__SET TASKS__:
[A] In the article below about the Prometheus Institute, where is the institute's team of six located?
[B] For each statement, say yes or no according to the article below about the Prometheus Institute, and quote the words of the article that decide it: (i) Matt Harrison earned his undergraduate degree at the University of Oregon. (ii) The Prometheus Institute is led by a team of six people. (iii) Rand J. Getlin has worked as a foreign relations assistant in the United States Senate.

Friday, December 5, 2008

Two 3Ls recognized for initiatives to advance liberty

—By Dana Rygwelski

A think tank headed by USC Law students Matt Harrison and Rand J. Getlin recently was awarded a 2008 Templeton Freedom Award, announced by the Atlas Economic Research Foundation. The students, who run The Prometheus Institute, received the Award for Special Achievement by a Young Institute for their three well-designed initiatives to advance liberty in the United States.

Rand J. Getlin and Matt Harrison
 Rand J. Getlin and Matt Harrison
Founder and executive editor of the Prometheus Institute, Matt Harrison is a 2005 graduate of the University of Miami, where he earned a Bachelor's of Business Administration in Political Science. He will receive his J.D. from USC Law next spring. An Orange County native, his interests include BMW M cars, music, University of Miami football, and snowboarding.

Rand J. Getlin serves as Chief Operating Officer for the Prometheus Institute, where he plans events, establishes media contacts, forges strategic partnerships, and generally works to find new audiences for the Institute's independent policy ideas. Rand graduated from the University of Oregon with a degree in political science, and will receive his J.D. from USC Law next spring. He has served as assistant deputy political director for John Kerry's Oregon presidential campaign, as well as a foreign relations assistant in the United States Senate. He has spoken before various organizations such as the Congressional Coalition on Adoption Institute, the PEW Commission on Children in Foster Care, and the U.S. Senate Black Legislative Staff Caucus.

Together, Matt and Rand act as the pioneering forces behind The Prometheus Institute. Spearheaded by a team of six located in California and Washington, D.C., The Prometheus Institute is a public policy think tank dedicated to discovering nonpartisan policy solutions to pressing national issues and marketing these ideas to people worldwide.

The USC Stevens Institute for Innovation asked Matt and Rand a few questions about their model; here is what they had to say:

Help us understand what you are up to:

Matt Harrison: I founded and serve as executive editor of the Prometheus Institute, a public policy think tank.

Our strategy, in disseminating innovative and beneficial policy ideas directly to the people, revolutionizes the traditional think tank model.  Existing think tanks generally seek to forward their ideas only through elite scholarship, long and often vapid publications, and occasional lobbying and/or congressional testimony, but rarely through public means. With innovative publications like the Apathetic Citizen's Guide to Politics, the Aspiring Politician's Guide to Intelligent Policy, Layman's Guide to Economics, and articles ranging from editorials and op-ed to satire, parody and aggressive rebuttals; The Prometheus Institute forwards its ideas with the diversity, creativity and vision necessary to engage all Americans, not just selected policy wonks and lobbyists.

__EXCERPTED RECORDS__:
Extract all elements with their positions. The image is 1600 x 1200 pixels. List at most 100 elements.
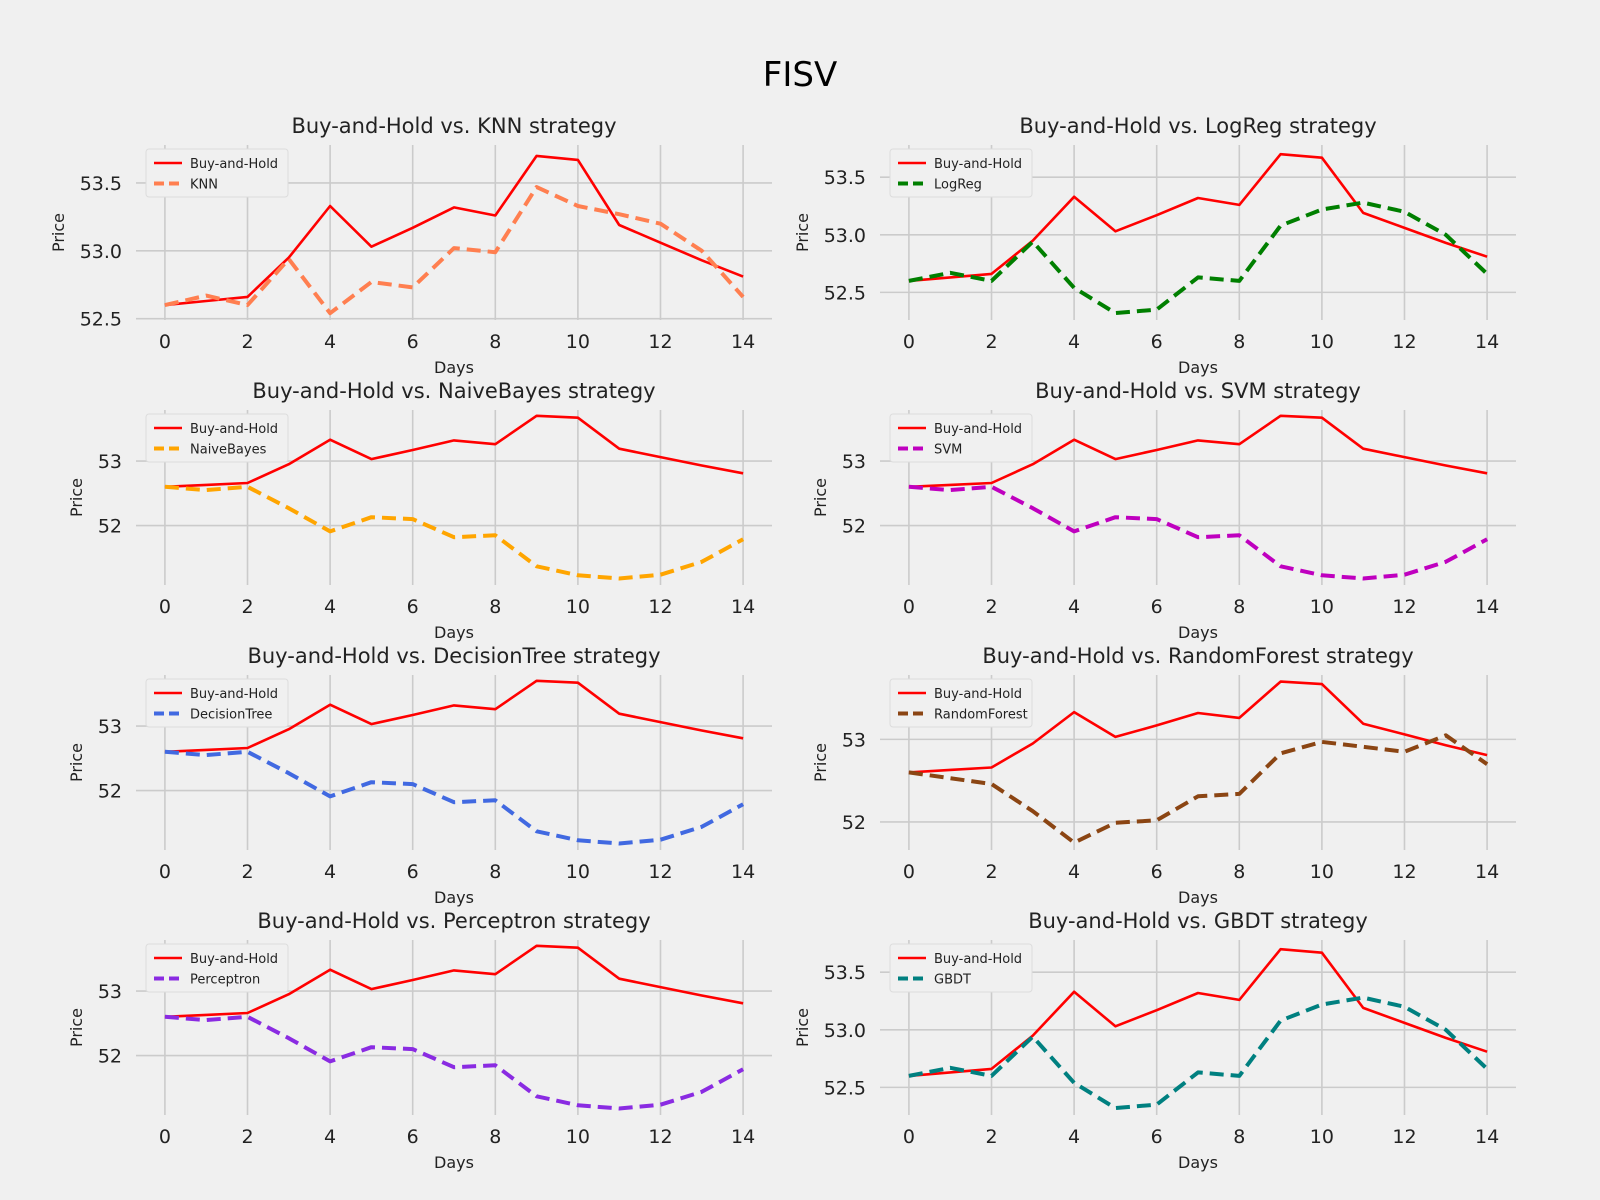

--

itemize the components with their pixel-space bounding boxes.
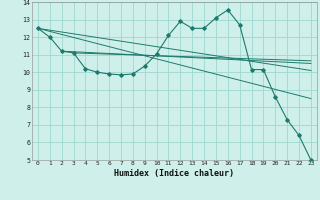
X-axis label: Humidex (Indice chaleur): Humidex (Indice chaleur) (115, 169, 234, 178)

...

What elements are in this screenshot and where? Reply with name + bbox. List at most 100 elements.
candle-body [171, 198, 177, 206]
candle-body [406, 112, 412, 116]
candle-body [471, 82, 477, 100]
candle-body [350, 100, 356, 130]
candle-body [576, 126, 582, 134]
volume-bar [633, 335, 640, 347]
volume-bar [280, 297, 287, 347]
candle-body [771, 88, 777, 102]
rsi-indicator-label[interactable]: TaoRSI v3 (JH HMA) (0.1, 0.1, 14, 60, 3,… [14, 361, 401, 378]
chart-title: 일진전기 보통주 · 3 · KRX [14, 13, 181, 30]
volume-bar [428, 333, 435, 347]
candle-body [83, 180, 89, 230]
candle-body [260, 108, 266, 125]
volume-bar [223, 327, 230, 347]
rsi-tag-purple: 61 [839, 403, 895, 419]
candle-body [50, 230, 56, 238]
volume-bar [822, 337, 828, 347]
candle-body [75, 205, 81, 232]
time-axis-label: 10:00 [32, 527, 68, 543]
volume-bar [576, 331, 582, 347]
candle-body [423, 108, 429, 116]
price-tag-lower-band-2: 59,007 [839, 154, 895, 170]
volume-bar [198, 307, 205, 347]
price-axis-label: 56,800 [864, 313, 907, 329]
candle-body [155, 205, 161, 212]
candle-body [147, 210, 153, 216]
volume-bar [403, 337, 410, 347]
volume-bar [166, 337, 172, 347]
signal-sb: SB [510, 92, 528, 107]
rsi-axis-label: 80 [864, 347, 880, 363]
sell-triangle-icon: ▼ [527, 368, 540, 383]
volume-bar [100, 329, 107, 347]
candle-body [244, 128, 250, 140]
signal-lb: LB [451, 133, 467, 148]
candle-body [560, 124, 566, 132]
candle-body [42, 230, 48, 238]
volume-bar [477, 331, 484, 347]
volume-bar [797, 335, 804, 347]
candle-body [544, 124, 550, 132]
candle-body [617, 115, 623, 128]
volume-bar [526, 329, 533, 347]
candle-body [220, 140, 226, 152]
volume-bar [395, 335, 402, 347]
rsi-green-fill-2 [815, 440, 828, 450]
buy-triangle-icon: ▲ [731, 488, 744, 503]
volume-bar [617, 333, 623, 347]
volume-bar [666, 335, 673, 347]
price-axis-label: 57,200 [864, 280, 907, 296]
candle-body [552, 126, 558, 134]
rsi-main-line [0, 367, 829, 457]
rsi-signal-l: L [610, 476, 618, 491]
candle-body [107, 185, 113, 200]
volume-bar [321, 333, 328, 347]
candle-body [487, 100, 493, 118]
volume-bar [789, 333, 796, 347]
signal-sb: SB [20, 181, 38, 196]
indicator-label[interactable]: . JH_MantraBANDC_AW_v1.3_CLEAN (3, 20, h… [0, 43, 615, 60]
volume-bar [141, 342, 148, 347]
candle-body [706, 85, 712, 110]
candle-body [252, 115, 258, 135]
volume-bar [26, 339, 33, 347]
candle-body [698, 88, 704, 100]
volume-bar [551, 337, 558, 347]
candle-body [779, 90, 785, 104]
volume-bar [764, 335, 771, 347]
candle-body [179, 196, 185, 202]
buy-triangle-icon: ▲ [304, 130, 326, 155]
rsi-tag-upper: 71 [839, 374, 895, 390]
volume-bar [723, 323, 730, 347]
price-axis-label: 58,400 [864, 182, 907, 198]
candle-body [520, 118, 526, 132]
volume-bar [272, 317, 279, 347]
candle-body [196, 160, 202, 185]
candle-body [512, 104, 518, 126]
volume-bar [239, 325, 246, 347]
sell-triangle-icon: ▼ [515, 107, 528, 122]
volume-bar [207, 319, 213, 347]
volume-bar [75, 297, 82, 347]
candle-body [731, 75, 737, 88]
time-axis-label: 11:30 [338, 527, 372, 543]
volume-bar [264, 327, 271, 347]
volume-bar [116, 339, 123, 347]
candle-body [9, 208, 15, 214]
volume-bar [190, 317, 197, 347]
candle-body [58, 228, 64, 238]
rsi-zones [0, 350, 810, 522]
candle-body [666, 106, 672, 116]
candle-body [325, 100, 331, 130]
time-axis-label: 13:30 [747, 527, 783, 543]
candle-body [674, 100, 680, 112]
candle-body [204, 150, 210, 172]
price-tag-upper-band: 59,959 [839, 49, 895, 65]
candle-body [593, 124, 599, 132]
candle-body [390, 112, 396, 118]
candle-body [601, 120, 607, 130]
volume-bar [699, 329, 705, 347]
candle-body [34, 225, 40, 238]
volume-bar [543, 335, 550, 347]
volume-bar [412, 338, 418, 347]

__SOLUTIONS TO THE TASKS__:
[A] California and Washington, D.C.

[B]
(i) No: "Matt Harrison is a 2005 graduate of the University of Miami"
(ii) Yes: "Spearheaded by a team of six located in California and Washington, D.C."
(iii) Yes: "as well as a foreign relations assistant in the United States Senate"